§ DO THIS
Look below. Copy each line that has "test" in it.

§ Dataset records
========================================================================

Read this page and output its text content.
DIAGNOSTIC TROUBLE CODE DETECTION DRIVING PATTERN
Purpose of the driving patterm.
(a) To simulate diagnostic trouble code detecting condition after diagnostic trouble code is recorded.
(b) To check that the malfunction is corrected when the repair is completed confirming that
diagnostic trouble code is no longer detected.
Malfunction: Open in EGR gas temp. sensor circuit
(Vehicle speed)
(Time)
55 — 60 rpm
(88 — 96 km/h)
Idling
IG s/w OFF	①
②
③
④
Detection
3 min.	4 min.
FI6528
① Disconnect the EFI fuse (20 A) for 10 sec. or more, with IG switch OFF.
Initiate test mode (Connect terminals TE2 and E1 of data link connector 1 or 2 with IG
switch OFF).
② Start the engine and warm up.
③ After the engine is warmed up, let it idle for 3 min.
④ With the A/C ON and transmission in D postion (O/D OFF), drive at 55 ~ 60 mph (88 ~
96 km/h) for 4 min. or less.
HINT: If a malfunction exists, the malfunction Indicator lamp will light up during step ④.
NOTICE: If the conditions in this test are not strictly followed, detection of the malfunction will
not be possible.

========================================================================

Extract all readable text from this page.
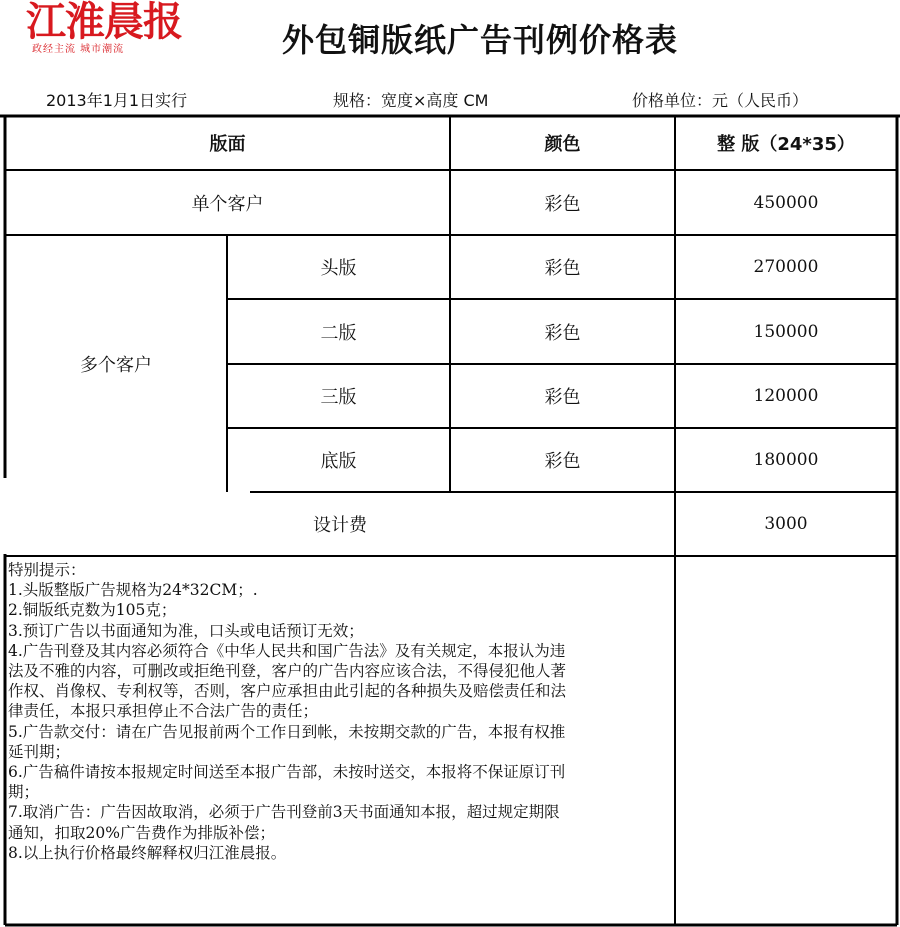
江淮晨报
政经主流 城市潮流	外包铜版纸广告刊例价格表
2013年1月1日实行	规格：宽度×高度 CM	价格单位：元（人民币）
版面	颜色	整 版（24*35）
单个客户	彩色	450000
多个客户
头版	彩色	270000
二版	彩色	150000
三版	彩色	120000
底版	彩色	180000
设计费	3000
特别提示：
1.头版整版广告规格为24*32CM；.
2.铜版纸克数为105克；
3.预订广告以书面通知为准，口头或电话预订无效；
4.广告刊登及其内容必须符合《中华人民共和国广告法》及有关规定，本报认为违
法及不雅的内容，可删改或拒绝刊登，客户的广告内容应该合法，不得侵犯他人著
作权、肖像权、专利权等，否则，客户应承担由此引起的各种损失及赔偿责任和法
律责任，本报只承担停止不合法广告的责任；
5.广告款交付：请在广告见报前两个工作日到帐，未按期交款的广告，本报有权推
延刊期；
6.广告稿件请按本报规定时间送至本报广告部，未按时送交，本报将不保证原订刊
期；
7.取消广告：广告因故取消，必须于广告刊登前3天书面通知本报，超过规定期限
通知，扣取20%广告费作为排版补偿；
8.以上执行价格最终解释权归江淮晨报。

========================================================================

§ SOLUTION FOR THIS PROBLEM
Initiate test mode (Connect terminals TE2 and E1 of data link connector 1 or 2 with IG
NOTICE: If the conditions in this test are not strictly followed, detection of the malfunction will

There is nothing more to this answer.